**Exercise instructions**. Restate the records below word for word, and omit the images they hold.

**The records**.
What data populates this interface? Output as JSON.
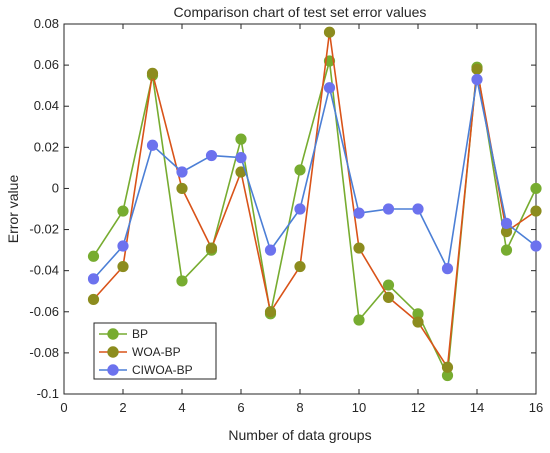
{
  "chart_data": {
    "type": "line",
    "title": "Comparison chart of test set error values",
    "xlabel": "Number of data groups",
    "ylabel": "Error value",
    "xlim": [
      0,
      16
    ],
    "ylim": [
      -0.1,
      0.08
    ],
    "xticks": [
      0,
      2,
      4,
      6,
      8,
      10,
      12,
      14,
      16
    ],
    "xtick_labels": [
      "0",
      "2",
      "4",
      "6",
      "8",
      "10",
      "12",
      "14",
      "16"
    ],
    "yticks": [
      -0.1,
      -0.08,
      -0.06,
      -0.04,
      -0.02,
      0,
      0.02,
      0.04,
      0.06,
      0.08
    ],
    "ytick_labels": [
      "-0.1",
      "-0.08",
      "-0.06",
      "-0.04",
      "-0.02",
      "0",
      "0.02",
      "0.04",
      "0.06",
      "0.08"
    ],
    "grid": false,
    "legend_position": "bottom-left",
    "x": [
      1,
      2,
      3,
      4,
      5,
      6,
      7,
      8,
      9,
      10,
      11,
      12,
      13,
      14,
      15,
      16
    ],
    "series": [
      {
        "name": "BP",
        "color": "#77AC30",
        "values": [
          -0.033,
          -0.011,
          0.055,
          -0.045,
          -0.03,
          0.024,
          -0.061,
          0.009,
          0.062,
          -0.064,
          -0.047,
          -0.061,
          -0.091,
          0.059,
          -0.03,
          0.0
        ]
      },
      {
        "name": "WOA-BP",
        "color": "#D95319",
        "marker_color": "#8C8C1E",
        "values": [
          -0.054,
          -0.038,
          0.056,
          0.0,
          -0.029,
          0.008,
          -0.06,
          -0.038,
          0.076,
          -0.029,
          -0.053,
          -0.065,
          -0.087,
          0.058,
          -0.021,
          -0.011
        ]
      },
      {
        "name": "CIWOA-BP",
        "color": "#4C7FD6",
        "marker_color": "#6C72EE",
        "values": [
          -0.044,
          -0.028,
          0.021,
          0.008,
          0.016,
          0.015,
          -0.03,
          -0.01,
          0.049,
          -0.012,
          -0.01,
          -0.01,
          -0.039,
          0.053,
          -0.017,
          -0.028
        ]
      }
    ]
  }
}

**Response to the exercise**.
What data populates this interface? Output as JSON.
{
  "chart_data": {
    "type": "line",
    "title": "Comparison chart of test set error values",
    "xlabel": "Number of data groups",
    "ylabel": "Error value",
    "xlim": [
      0,
      16
    ],
    "ylim": [
      -0.1,
      0.08
    ],
    "xticks": [
      0,
      2,
      4,
      6,
      8,
      10,
      12,
      14,
      16
    ],
    "xtick_labels": [
      "0",
      "2",
      "4",
      "6",
      "8",
      "10",
      "12",
      "14",
      "16"
    ],
    "yticks": [
      -0.1,
      -0.08,
      -0.06,
      -0.04,
      -0.02,
      0,
      0.02,
      0.04,
      0.06,
      0.08
    ],
    "ytick_labels": [
      "-0.1",
      "-0.08",
      "-0.06",
      "-0.04",
      "-0.02",
      "0",
      "0.02",
      "0.04",
      "0.06",
      "0.08"
    ],
    "grid": false,
    "legend_position": "bottom-left",
    "x": [
      1,
      2,
      3,
      4,
      5,
      6,
      7,
      8,
      9,
      10,
      11,
      12,
      13,
      14,
      15,
      16
    ],
    "series": [
      {
        "name": "BP",
        "color": "#77AC30",
        "values": [
          -0.033,
          -0.011,
          0.055,
          -0.045,
          -0.03,
          0.024,
          -0.061,
          0.009,
          0.062,
          -0.064,
          -0.047,
          -0.061,
          -0.091,
          0.059,
          -0.03,
          0.0
        ]
      },
      {
        "name": "WOA-BP",
        "color": "#D95319",
        "marker_color": "#8C8C1E",
        "values": [
          -0.054,
          -0.038,
          0.056,
          0.0,
          -0.029,
          0.008,
          -0.06,
          -0.038,
          0.076,
          -0.029,
          -0.053,
          -0.065,
          -0.087,
          0.058,
          -0.021,
          -0.011
        ]
      },
      {
        "name": "CIWOA-BP",
        "color": "#4C7FD6",
        "marker_color": "#6C72EE",
        "values": [
          -0.044,
          -0.028,
          0.021,
          0.008,
          0.016,
          0.015,
          -0.03,
          -0.01,
          0.049,
          -0.012,
          -0.01,
          -0.01,
          -0.039,
          0.053,
          -0.017,
          -0.028
        ]
      }
    ]
  }
}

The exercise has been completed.